- [Given records]:
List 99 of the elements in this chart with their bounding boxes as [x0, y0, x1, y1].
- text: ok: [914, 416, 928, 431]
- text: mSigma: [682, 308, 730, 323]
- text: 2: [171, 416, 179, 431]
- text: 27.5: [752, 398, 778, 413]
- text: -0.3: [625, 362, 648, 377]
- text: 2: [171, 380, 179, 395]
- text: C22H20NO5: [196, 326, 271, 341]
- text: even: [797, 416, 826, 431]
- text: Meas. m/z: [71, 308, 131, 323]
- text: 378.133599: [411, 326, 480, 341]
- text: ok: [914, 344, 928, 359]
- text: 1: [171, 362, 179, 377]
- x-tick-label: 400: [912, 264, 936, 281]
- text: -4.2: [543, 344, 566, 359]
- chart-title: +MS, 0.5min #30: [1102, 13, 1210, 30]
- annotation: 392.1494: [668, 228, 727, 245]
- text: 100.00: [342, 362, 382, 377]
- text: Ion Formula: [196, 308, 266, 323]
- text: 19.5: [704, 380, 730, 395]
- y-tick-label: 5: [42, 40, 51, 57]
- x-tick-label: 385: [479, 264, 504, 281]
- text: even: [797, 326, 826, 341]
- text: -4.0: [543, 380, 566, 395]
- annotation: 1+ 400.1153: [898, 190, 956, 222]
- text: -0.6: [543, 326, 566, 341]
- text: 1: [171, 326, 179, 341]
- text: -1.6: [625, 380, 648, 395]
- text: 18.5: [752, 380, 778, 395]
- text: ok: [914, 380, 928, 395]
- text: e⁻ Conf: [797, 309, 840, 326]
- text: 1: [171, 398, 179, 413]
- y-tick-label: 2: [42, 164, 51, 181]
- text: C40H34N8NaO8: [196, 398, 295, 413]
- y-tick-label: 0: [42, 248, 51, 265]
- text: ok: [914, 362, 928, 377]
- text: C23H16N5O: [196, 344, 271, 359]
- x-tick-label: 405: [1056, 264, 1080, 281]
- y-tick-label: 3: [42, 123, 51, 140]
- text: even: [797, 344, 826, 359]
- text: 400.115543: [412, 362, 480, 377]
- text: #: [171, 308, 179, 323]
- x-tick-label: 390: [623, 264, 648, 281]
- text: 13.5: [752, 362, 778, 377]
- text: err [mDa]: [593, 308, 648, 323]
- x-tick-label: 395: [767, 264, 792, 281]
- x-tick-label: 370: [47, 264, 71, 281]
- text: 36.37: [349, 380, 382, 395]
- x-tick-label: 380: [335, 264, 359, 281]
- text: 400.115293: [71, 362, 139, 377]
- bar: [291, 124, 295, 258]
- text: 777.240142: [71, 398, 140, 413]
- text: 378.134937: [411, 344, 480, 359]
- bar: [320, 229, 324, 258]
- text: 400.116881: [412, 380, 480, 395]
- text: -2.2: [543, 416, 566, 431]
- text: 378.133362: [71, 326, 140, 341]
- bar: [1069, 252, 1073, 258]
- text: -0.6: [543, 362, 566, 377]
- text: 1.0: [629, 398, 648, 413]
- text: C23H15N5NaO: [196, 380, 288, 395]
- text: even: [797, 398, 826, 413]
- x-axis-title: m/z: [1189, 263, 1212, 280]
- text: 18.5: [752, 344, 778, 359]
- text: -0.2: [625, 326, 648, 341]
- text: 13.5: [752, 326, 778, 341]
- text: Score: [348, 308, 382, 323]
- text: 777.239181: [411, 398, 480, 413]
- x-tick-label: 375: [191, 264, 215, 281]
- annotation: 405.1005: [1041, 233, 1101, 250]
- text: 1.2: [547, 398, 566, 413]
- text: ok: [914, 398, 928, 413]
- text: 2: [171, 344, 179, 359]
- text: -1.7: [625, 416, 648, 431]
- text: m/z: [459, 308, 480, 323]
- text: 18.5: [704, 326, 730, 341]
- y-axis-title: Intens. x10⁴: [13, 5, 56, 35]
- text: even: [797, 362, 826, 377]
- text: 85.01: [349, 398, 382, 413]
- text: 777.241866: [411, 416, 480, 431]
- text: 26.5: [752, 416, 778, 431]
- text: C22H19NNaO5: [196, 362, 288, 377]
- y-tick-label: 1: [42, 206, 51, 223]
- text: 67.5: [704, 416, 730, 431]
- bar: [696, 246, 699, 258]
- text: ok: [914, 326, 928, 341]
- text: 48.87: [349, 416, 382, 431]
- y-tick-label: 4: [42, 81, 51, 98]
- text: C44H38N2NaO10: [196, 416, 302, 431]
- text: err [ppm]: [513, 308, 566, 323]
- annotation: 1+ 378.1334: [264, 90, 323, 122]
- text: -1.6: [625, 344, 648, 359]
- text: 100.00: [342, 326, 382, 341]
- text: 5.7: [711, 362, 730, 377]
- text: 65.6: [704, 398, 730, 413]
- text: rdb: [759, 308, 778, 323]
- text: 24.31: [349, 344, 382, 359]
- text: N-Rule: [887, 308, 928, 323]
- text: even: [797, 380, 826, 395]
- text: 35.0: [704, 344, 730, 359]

- [Direction]:
Format all of the records above as a Markdown table with two columns, Row and Entry. Number each line in Row and put the line itself in Entry, leaving out any blank lines.

- [Final result]:
| Row | Entry |
|---|---|
| 1 | List 99 of the elements in this chart with their bounding boxes as [x0, y0, x1, y1]. |
| 2 | - text: ok: [914, 416, 928, 431] |
| 3 | - text: mSigma: [682, 308, 730, 323] |
| 4 | - text: 2: [171, 416, 179, 431] |
| 5 | - text: 27.5: [752, 398, 778, 413] |
| 6 | - text: -0.3: [625, 362, 648, 377] |
| 7 | - text: 2: [171, 380, 179, 395] |
| 8 | - text: C22H20NO5: [196, 326, 271, 341] |
| 9 | - text: even: [797, 416, 826, 431] |
| 10 | - text: Meas. m/z: [71, 308, 131, 323] |
| 11 | - text: 378.133599: [411, 326, 480, 341] |
| 12 | - text: ok: [914, 344, 928, 359] |
| 13 | - text: 1: [171, 362, 179, 377] |
| 14 | - x-tick-label: 400: [912, 264, 936, 281] |
| 15 | - text: -4.2: [543, 344, 566, 359] |
| 16 | - chart-title: +MS, 0.5min #30: [1102, 13, 1210, 30] |
| 17 | - annotation: 392.1494: [668, 228, 727, 245] |
| 18 | - text: 100.00: [342, 362, 382, 377] |
| 19 | - text: Ion Formula: [196, 308, 266, 323] |
| 20 | - text: 19.5: [704, 380, 730, 395] |
| 21 | - y-tick-label: 5: [42, 40, 51, 57] |
| 22 | - x-tick-label: 385: [479, 264, 504, 281] |
| 23 | - text: even: [797, 326, 826, 341] |
| 24 | - text: -4.0: [543, 380, 566, 395] |
| 25 | - annotation: 1+ 400.1153: [898, 190, 956, 222] |
| 26 | - text: -0.6: [543, 326, 566, 341] |
| 27 | - text: 1: [171, 326, 179, 341] |
| 28 | - text: -1.6: [625, 380, 648, 395] |
| 29 | - text: 18.5: [752, 380, 778, 395] |
| 30 | - text: ok: [914, 380, 928, 395] |
| 31 | - text: e⁻ Conf: [797, 309, 840, 326] |
| 32 | - text: 1: [171, 398, 179, 413] |
| 33 | - y-tick-label: 2: [42, 164, 51, 181] |
| 34 | - text: C40H34N8NaO8: [196, 398, 295, 413] |
| 35 | - y-tick-label: 0: [42, 248, 51, 265] |
| 36 | - text: ok: [914, 362, 928, 377] |
| 37 | - text: C23H16N5O: [196, 344, 271, 359] |
| 38 | - x-tick-label: 405: [1056, 264, 1080, 281] |
| 39 | - y-tick-label: 3: [42, 123, 51, 140] |
| 40 | - text: even: [797, 344, 826, 359] |
| 41 | - text: 400.115543: [412, 362, 480, 377] |
| 42 | - text: #: [171, 308, 179, 323] |
| 43 | - x-tick-label: 390: [623, 264, 648, 281] |
| 44 | - text: 13.5: [752, 362, 778, 377] |
| 45 | - text: err [mDa]: [593, 308, 648, 323] |
| 46 | - x-tick-label: 395: [767, 264, 792, 281] |
| 47 | - x-tick-label: 370: [47, 264, 71, 281] |
| 48 | - text: 36.37: [349, 380, 382, 395] |
| 49 | - x-tick-label: 380: [335, 264, 359, 281] |
| 50 | - text: 400.115293: [71, 362, 139, 377] |
| 51 | - bar: [291, 124, 295, 258] |
| 52 | - text: 777.240142: [71, 398, 140, 413] |
| 53 | - text: 378.134937: [411, 344, 480, 359] |
| 54 | - bar: [320, 229, 324, 258] |
| 55 | - text: 400.116881: [412, 380, 480, 395] |
| 56 | - text: -2.2: [543, 416, 566, 431] |
| 57 | - text: 378.133362: [71, 326, 140, 341] |
| 58 | - bar: [1069, 252, 1073, 258] |
| 59 | - text: -0.6: [543, 362, 566, 377] |
| 60 | - text: 1.0: [629, 398, 648, 413] |
| 61 | - text: C23H15N5NaO: [196, 380, 288, 395] |
| 62 | - text: even: [797, 398, 826, 413] |
| 63 | - x-axis-title: m/z: [1189, 263, 1212, 280] |
| 64 | - text: 18.5: [752, 344, 778, 359] |
| 65 | - text: -0.2: [625, 326, 648, 341] |
| 66 | - text: 13.5: [752, 326, 778, 341] |
| 67 | - text: Score: [348, 308, 382, 323] |
| 68 | - text: 777.239181: [411, 398, 480, 413] |
| 69 | - x-tick-label: 375: [191, 264, 215, 281] |
| 70 | - annotation: 405.1005: [1041, 233, 1101, 250] |
| 71 | - text: 1.2: [547, 398, 566, 413] |
| 72 | - text: ok: [914, 398, 928, 413] |
| 73 | - text: 2: [171, 344, 179, 359] |
| 74 | - text: -1.7: [625, 416, 648, 431] |
| 75 | - text: m/z: [459, 308, 480, 323] |
| 76 | - text: 18.5: [704, 326, 730, 341] |
| 77 | - y-axis-title: Intens. x10⁴: [13, 5, 56, 35] |
| 78 | - text: even: [797, 362, 826, 377] |
| 79 | - text: 85.01: [349, 398, 382, 413] |
| 80 | - text: 777.241866: [411, 416, 480, 431] |
| 81 | - text: 26.5: [752, 416, 778, 431] |
| 82 | - text: C22H19NNaO5: [196, 362, 288, 377] |
| 83 | - y-tick-label: 1: [42, 206, 51, 223] |
| 84 | - text: 67.5: [704, 416, 730, 431] |
| 85 | - bar: [696, 246, 699, 258] |
| 86 | - text: ok: [914, 326, 928, 341] |
| 87 | - text: 48.87: [349, 416, 382, 431] |
| 88 | - y-tick-label: 4: [42, 81, 51, 98] |
| 89 | - text: C44H38N2NaO10: [196, 416, 302, 431] |
| 90 | - text: err [ppm]: [513, 308, 566, 323] |
| 91 | - annotation: 1+ 378.1334: [264, 90, 323, 122] |
| 92 | - text: -1.6: [625, 344, 648, 359] |
| 93 | - text: 100.00: [342, 326, 382, 341] |
| 94 | - text: 5.7: [711, 362, 730, 377] |
| 95 | - text: 65.6: [704, 398, 730, 413] |
| 96 | - text: rdb: [759, 308, 778, 323] |
| 97 | - text: 24.31: [349, 344, 382, 359] |
| 98 | - text: N-Rule: [887, 308, 928, 323] |
| 99 | - text: even: [797, 380, 826, 395] |
| 100 | - text: 35.0: [704, 344, 730, 359] |